-- DATA FOR THIS EXERCISE start --

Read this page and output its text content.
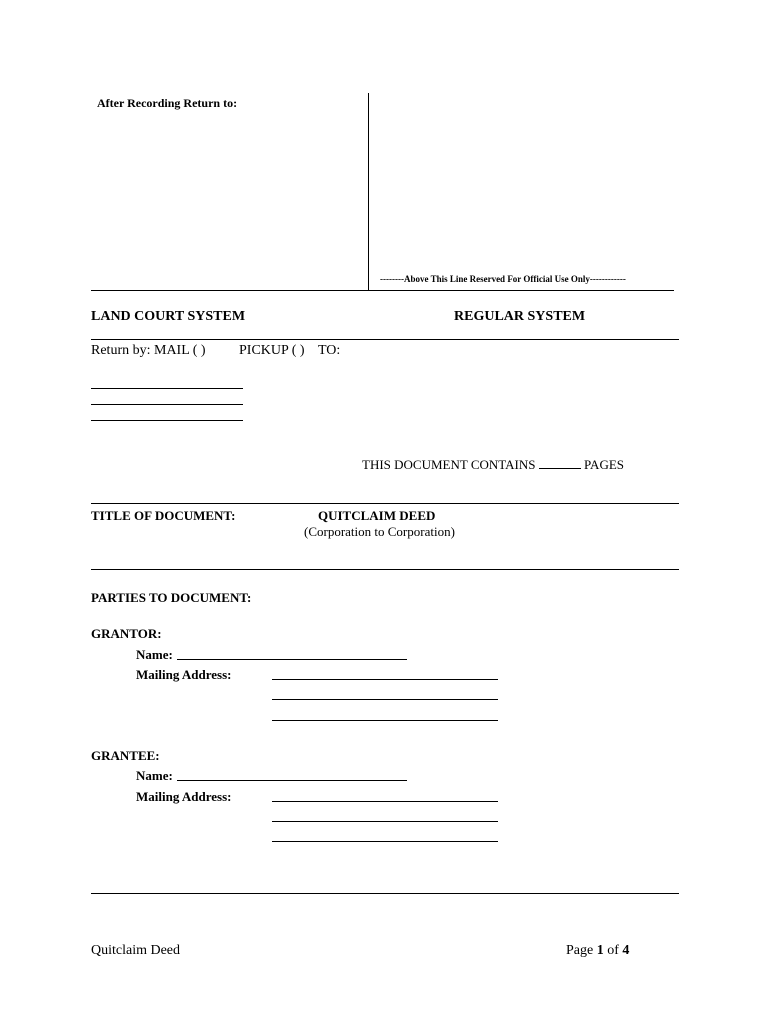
After Recording Return to:
--------Above This Line Reserved For Official Use Only------------
LAND COURT SYSTEM	REGULAR SYSTEM
Return by: MAIL ( ) PICKUP ( ) TO:
THIS DOCUMENT CONTAINS	PAGES
TITLE OF DOCUMENT:	QUITCLAIM DEED
(Corporation to Corporation)
PARTIES TO DOCUMENT:
GRANTOR:
Name:
Mailing Address:
GRANTEE:
Name:
Mailing Address:
Quitclaim Deed	Page 1 of 4
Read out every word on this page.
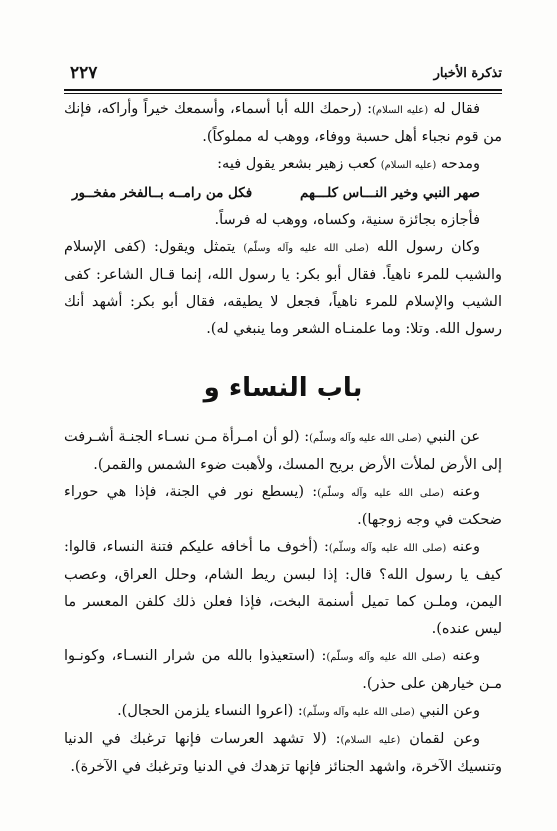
تذكرة الأخبار
٢٢٧

فقال له (عليه السلام): (رحمك الله أبا أسماء، وأسمعك خيراً وأراكه، فإنك من قوم نجباء أهل حسبة ووفاء، ووهب له مملوكاً).

ومدحه (عليه السلام) كعب زهير بشعر يقول فيه:

صهر النبي وخير النـــاس كلـــهم
فكل من رامــه بــالفخر مفخــور

فأجازه بجائزة سنية، وكساه، ووهب له فرساً.

وكان رسول الله (صلى الله عليه وآله وسلّم) يتمثل ويقول: (كفى الإسلام والشيب للمرء ناهياً. فقال أبو بكر: يا رسول الله، إنما قـال الشاعر: كفى الشيب والإسلام للمرء ناهياً، فجعل لا يطيقه، فقال أبو بكر: أشهد أنك رسول الله. وتلا: وما علمنـاه الشعر وما ينبغي له).

باب النساء و

عن النبي (صلى الله عليه وآله وسلّم): (لو أن امـرأة مـن نسـاء الجنـة أشـرفت إلى الأرض لملأت الأرض بريح المسك، ولأهبت ضوء الشمس والقمر).

وعنه (صلى الله عليه وآله وسلّم): (يسطع نور في الجنة، فإذا هي حوراء ضحكت في وجه زوجها).

وعنه (صلى الله عليه وآله وسلّم): (أخوف ما أخافه عليكم فتنة النساء، قالوا: كيف يا رسول الله؟ قال: إذا لبسن ريط الشام، وحلل العراق، وعصب اليمن، وملـن كما تميل أسنمة البخت، فإذا فعلن ذلك كلفن المعسر ما ليس عنده).

وعنه (صلى الله عليه وآله وسلّم): (استعيذوا بالله من شرار النسـاء، وكونـوا مـن خيارهن على حذر).

وعن النبي (صلى الله عليه وآله وسلّم): (اعروا النساء يلزمن الحجال).

وعن لقمان (عليه السلام): (لا تشهد العرسات فإنها ترغبك في الدنيا وتنسيك الآخرة، واشهد الجنائز فإنها تزهدك في الدنيا وترغبك في الآخرة).
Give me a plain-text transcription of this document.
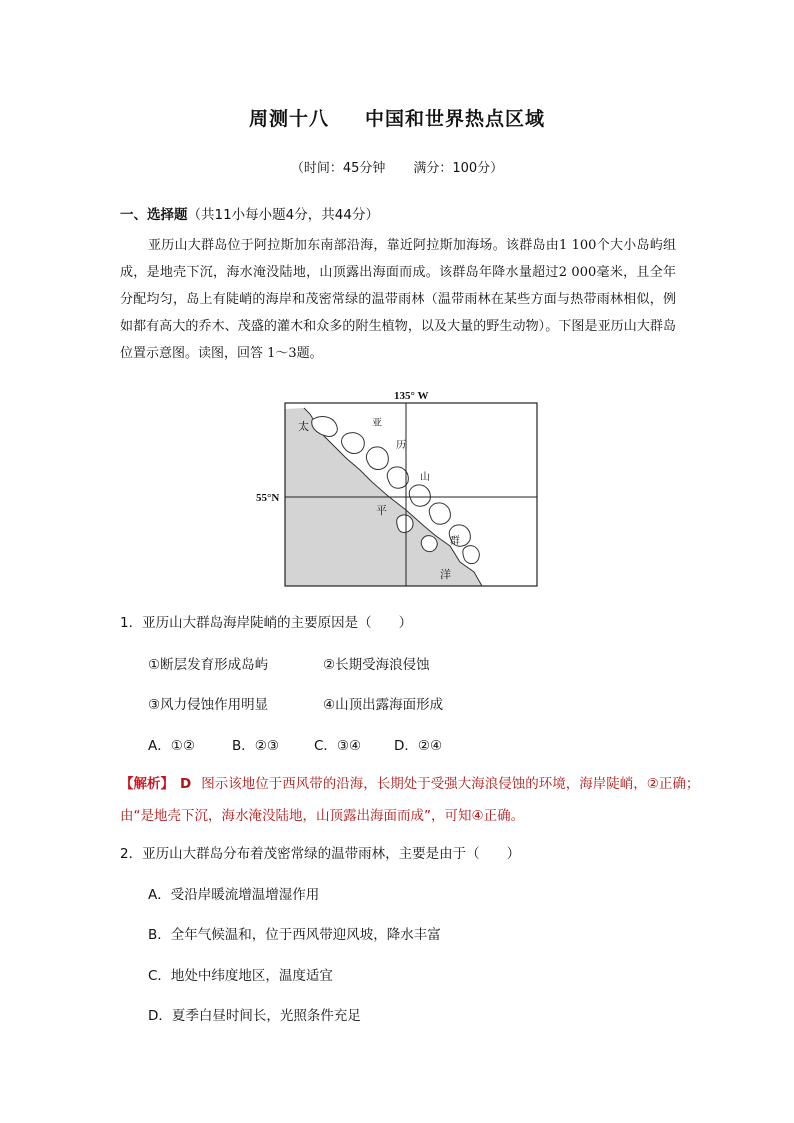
周测十八 中国和世界热点区域
（时间：45分钟 满分：100分）
一、选择题（共11小每小题4分，共44分）
亚历山大群岛位于阿拉斯加东南部沿海，靠近阿拉斯加海场。该群岛由1 100个大小岛屿组成，是地壳下沉，海水淹没陆地，山顶露出海面而成。该群岛年降水量超过2 000毫米，且全年分配均匀，岛上有陡峭的海岸和茂密常绿的温带雨林（温带雨林在某些方面与热带雨林相似，例如都有高大的乔木、茂盛的灌木和众多的附生植物，以及大量的野生动物）。下图是亚历山大群岛位置示意图。读图，回答 1～3题。
135° W
55°N
太
平
洋
亚
历
山
群
1．亚历山大群岛海岸陡峭的主要原因是（　　）
①断层发育形成岛屿	②长期受海浪侵蚀
③风力侵蚀作用明显	④山顶出露海面形成
A．①②	B．②③	C．③④ D．②④
【解析】 D 图示该地位于西风带的沿海，长期处于受强大海浪侵蚀的环境，海岸陡峭，②正确；由“是地壳下沉，海水淹没陆地，山顶露出海面而成”，可知④正确。
2．亚历山大群岛分布着茂密常绿的温带雨林，主要是由于（　　）
A．受沿岸暖流增温增湿作用
B．全年气候温和，位于西风带迎风坡，降水丰富
C．地处中纬度地区，温度适宜
D．夏季白昼时间长，光照条件充足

-- DATA FOR THIS EXERCISE end --

■ YOUR TASK ■
Select and copy each line from the data that includes the word "فإذا".

■ REPLY ■
وعنه (صلى الله عليه وآله وسلّم): (يسطع نور في الجنة، فإذا هي حوراء ضحكت في وجه زوجها).
وعنه (صلى الله عليه وآله وسلّم): (أخوف ما أخافه عليكم فتنة النساء، قالوا: كيف يا رسول الله؟ قال: إذا لبسن ريط الشام، وحلل العراق، وعصب اليمن، وملـن كما تميل أسنمة البخت، فإذا فعلن ذلك كلفن المعسر ما ليس عنده).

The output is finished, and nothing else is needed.